[Records that describe figures]

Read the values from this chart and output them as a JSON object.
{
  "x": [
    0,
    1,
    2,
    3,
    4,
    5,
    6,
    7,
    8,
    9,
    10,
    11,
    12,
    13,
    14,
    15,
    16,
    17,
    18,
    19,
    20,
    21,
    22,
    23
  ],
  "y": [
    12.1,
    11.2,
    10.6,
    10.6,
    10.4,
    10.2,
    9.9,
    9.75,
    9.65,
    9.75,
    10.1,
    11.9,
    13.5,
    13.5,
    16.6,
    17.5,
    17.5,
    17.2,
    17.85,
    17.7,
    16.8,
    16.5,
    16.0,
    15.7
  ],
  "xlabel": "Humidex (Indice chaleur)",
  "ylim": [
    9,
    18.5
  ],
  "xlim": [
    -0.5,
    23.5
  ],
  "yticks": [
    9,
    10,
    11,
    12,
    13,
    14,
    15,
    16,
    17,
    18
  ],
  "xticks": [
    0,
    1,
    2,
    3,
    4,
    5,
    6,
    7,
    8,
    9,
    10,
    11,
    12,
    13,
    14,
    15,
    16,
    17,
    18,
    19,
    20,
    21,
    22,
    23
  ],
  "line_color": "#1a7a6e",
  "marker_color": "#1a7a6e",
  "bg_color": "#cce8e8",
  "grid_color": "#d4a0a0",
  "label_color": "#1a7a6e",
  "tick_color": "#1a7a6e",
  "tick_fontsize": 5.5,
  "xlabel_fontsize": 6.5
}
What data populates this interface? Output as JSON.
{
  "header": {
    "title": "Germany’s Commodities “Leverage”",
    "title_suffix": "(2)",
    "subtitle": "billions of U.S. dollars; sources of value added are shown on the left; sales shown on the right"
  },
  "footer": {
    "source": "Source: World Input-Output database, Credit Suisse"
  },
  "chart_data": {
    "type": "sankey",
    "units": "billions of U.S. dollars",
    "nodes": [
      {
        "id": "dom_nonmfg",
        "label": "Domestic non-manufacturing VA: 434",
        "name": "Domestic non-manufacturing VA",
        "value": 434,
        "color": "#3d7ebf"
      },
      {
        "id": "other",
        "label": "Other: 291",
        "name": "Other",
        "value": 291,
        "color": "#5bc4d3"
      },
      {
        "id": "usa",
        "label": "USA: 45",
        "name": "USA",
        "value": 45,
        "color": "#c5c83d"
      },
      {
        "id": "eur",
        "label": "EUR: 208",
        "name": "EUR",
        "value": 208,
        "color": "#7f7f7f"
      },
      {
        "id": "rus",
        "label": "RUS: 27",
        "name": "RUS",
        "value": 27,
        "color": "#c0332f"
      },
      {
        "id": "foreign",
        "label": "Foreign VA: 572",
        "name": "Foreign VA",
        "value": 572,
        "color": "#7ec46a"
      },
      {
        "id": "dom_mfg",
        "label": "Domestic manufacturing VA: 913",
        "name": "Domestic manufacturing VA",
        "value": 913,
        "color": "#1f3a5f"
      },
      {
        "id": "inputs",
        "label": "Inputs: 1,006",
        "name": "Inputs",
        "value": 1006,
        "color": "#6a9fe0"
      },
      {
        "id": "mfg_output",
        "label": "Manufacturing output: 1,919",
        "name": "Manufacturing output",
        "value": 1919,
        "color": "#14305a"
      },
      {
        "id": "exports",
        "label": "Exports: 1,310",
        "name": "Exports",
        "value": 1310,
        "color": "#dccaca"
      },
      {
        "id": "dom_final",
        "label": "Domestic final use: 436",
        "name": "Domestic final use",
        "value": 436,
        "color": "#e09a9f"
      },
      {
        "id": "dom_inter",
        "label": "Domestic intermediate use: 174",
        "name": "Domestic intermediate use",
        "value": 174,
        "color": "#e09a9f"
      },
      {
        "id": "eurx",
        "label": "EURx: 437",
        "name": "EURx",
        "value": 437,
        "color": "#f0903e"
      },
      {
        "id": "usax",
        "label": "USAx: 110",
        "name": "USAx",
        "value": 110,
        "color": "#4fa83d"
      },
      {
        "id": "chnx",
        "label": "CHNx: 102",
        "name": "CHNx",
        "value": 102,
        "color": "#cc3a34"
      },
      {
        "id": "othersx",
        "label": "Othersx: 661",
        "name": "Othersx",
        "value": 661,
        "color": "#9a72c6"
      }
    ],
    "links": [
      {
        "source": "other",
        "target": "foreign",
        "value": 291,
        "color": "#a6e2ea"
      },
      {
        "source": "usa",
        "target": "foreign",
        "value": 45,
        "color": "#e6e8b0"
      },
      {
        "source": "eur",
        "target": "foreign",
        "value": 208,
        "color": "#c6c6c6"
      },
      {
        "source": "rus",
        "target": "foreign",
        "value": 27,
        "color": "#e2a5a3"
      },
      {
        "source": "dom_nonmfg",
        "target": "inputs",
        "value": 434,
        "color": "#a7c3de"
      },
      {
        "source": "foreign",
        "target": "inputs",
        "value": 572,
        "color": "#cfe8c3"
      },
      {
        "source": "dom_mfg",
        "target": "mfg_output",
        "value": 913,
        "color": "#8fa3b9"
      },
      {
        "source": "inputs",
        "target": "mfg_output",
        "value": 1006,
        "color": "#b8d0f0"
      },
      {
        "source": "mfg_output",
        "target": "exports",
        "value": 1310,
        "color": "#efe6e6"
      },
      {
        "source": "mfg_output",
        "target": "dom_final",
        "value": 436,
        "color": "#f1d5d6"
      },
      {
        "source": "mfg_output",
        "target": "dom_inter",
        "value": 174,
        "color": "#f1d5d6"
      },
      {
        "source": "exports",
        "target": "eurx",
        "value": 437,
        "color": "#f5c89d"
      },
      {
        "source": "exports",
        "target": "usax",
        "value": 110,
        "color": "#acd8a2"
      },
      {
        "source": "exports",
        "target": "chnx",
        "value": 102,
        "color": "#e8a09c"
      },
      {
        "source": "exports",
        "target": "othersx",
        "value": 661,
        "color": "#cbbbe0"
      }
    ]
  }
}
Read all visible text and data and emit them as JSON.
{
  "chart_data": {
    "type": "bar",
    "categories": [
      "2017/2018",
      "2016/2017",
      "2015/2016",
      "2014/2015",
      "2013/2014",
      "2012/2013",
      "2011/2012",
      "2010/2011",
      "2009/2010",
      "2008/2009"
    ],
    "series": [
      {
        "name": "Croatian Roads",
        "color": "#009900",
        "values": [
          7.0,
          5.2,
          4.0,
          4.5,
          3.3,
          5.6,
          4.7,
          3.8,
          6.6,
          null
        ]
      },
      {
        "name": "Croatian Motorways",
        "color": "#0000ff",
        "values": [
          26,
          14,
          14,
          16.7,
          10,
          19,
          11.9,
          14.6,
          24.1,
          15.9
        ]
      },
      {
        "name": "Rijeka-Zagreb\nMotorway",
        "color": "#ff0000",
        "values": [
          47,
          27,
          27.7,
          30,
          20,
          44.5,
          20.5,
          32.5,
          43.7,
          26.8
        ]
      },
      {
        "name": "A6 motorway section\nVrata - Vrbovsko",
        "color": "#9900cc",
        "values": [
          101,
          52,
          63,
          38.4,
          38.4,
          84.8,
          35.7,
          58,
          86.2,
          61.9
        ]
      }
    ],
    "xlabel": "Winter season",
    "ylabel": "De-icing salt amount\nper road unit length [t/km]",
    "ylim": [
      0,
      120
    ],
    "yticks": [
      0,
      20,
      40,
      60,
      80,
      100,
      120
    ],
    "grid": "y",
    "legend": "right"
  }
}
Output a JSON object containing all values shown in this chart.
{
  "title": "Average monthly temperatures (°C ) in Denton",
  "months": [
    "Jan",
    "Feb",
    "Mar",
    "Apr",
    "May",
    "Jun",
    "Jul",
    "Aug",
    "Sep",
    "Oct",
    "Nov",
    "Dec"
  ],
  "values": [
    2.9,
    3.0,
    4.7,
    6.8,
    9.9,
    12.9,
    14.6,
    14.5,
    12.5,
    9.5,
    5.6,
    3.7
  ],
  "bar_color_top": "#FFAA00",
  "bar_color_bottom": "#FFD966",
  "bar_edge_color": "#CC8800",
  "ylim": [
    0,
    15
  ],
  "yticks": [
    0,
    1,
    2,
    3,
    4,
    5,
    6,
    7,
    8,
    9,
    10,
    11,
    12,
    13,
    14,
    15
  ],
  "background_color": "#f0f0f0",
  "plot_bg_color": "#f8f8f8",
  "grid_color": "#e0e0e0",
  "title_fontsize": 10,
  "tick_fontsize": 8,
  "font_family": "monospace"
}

REQUIRED TASK> All lines in the data that contain the word "object" should be copied.

EXERCISE OUTPUT>
Read the values from this chart and output them as a JSON object.
Output a JSON object containing all values shown in this chart.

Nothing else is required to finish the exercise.